**What you need to do:**
Each line below should be quoted exactly, please.

**Record set:**

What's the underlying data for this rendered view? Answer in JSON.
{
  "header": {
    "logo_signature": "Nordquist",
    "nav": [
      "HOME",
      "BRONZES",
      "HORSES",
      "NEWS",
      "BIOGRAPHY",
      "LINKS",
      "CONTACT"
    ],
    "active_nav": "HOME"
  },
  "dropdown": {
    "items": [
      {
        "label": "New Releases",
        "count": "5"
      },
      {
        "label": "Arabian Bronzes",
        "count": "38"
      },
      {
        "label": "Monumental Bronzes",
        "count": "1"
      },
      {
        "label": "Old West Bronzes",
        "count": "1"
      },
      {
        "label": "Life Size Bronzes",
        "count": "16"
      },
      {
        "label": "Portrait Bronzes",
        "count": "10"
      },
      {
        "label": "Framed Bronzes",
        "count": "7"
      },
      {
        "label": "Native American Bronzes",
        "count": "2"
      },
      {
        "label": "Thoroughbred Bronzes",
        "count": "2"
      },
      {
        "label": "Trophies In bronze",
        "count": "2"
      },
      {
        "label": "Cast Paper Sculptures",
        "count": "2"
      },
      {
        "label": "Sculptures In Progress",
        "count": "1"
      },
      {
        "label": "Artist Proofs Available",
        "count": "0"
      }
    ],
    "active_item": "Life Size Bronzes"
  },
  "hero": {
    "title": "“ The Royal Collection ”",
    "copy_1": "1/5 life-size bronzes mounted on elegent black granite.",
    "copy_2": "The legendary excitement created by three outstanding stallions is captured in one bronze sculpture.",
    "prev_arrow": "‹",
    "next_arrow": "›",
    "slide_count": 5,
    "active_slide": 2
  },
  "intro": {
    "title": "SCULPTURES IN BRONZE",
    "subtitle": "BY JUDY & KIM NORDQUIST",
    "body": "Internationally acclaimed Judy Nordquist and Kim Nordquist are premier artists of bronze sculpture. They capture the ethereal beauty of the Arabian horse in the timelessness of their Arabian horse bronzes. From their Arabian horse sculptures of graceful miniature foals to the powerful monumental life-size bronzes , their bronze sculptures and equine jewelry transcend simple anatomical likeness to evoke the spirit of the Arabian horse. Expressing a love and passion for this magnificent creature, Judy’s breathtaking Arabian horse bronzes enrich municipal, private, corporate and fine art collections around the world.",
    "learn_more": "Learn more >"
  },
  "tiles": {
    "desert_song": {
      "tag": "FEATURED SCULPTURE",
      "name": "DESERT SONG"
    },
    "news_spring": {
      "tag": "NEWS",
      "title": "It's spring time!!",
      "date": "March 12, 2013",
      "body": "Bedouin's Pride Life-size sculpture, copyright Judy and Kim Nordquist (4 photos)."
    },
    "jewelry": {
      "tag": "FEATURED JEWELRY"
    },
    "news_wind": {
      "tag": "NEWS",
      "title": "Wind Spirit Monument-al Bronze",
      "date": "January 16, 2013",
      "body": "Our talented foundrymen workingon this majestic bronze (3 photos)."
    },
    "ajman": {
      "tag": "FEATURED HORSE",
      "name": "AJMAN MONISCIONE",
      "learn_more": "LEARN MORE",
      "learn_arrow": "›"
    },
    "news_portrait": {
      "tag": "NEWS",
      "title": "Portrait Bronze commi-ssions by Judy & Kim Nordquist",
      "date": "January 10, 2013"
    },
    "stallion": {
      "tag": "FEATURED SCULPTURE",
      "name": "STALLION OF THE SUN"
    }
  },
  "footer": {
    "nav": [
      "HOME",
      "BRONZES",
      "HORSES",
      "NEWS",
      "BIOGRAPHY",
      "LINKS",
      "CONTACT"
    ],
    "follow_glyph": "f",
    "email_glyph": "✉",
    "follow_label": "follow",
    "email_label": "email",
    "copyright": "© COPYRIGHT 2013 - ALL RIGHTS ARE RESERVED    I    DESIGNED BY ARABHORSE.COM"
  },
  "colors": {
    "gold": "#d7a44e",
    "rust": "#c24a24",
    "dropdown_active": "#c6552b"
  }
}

**Result:**
What's the underlying data for this rendered view? Answer in JSON.
{
  "header": {
    "logo_signature": "Nordquist",
    "nav": [
      "HOME",
      "BRONZES",
      "HORSES",
      "NEWS",
      "BIOGRAPHY",
      "LINKS",
      "CONTACT"
    ],
    "active_nav": "HOME"
  },
  "dropdown": {
    "items": [
      {
        "label": "New Releases",
        "count": "5"
      },
      {
        "label": "Arabian Bronzes",
        "count": "38"
      },
      {
        "label": "Monumental Bronzes",
        "count": "1"
      },
      {
        "label": "Old West Bronzes",
        "count": "1"
      },
      {
        "label": "Life Size Bronzes",
        "count": "16"
      },
      {
        "label": "Portrait Bronzes",
        "count": "10"
      },
      {
        "label": "Framed Bronzes",
        "count": "7"
      },
      {
        "label": "Native American Bronzes",
        "count": "2"
      },
      {
        "label": "Thoroughbred Bronzes",
        "count": "2"
      },
      {
        "label": "Trophies In bronze",
        "count": "2"
      },
      {
        "label": "Cast Paper Sculptures",
        "count": "2"
      },
      {
        "label": "Sculptures In Progress",
        "count": "1"
      },
      {
        "label": "Artist Proofs Available",
        "count": "0"
      }
    ],
    "active_item": "Life Size Bronzes"
  },
  "hero": {
    "title": "“ The Royal Collection ”",
    "copy_1": "1/5 life-size bronzes mounted on elegent black granite.",
    "copy_2": "The legendary excitement created by three outstanding stallions is captured in one bronze sculpture.",
    "prev_arrow": "‹",
    "next_arrow": "›",
    "slide_count": 5,
    "active_slide": 2
  },
  "intro": {
    "title": "SCULPTURES IN BRONZE",
    "subtitle": "BY JUDY & KIM NORDQUIST",
    "body": "Internationally acclaimed Judy Nordquist and Kim Nordquist are premier artists of bronze sculpture. They capture the ethereal beauty of the Arabian horse in the timelessness of their Arabian horse bronzes. From their Arabian horse sculptures of graceful miniature foals to the powerful monumental life-size bronzes , their bronze sculptures and equine jewelry transcend simple anatomical likeness to evoke the spirit of the Arabian horse. Expressing a love and passion for this magnificent creature, Judy’s breathtaking Arabian horse bronzes enrich municipal, private, corporate and fine art collections around the world.",
    "learn_more": "Learn more >"
  },
  "tiles": {
    "desert_song": {
      "tag": "FEATURED SCULPTURE",
      "name": "DESERT SONG"
    },
    "news_spring": {
      "tag": "NEWS",
      "title": "It's spring time!!",
      "date": "March 12, 2013",
      "body": "Bedouin's Pride Life-size sculpture, copyright Judy and Kim Nordquist (4 photos)."
    },
    "jewelry": {
      "tag": "FEATURED JEWELRY"
    },
    "news_wind": {
      "tag": "NEWS",
      "title": "Wind Spirit Monument-al Bronze",
      "date": "January 16, 2013",
      "body": "Our talented foundrymen workingon this majestic bronze (3 photos)."
    },
    "ajman": {
      "tag": "FEATURED HORSE",
      "name": "AJMAN MONISCIONE",
      "learn_more": "LEARN MORE",
      "learn_arrow": "›"
    },
    "news_portrait": {
      "tag": "NEWS",
      "title": "Portrait Bronze commi-ssions by Judy & Kim Nordquist",
      "date": "January 10, 2013"
    },
    "stallion": {
      "tag": "FEATURED SCULPTURE",
      "name": "STALLION OF THE SUN"
    }
  },
  "footer": {
    "nav": [
      "HOME",
      "BRONZES",
      "HORSES",
      "NEWS",
      "BIOGRAPHY",
      "LINKS",
      "CONTACT"
    ],
    "follow_glyph": "f",
    "email_glyph": "✉",
    "follow_label": "follow",
    "email_label": "email",
    "copyright": "© COPYRIGHT 2013 - ALL RIGHTS ARE RESERVED    I    DESIGNED BY ARABHORSE.COM"
  },
  "colors": {
    "gold": "#d7a44e",
    "rust": "#c24a24",
    "dropdown_active": "#c6552b"
  }
}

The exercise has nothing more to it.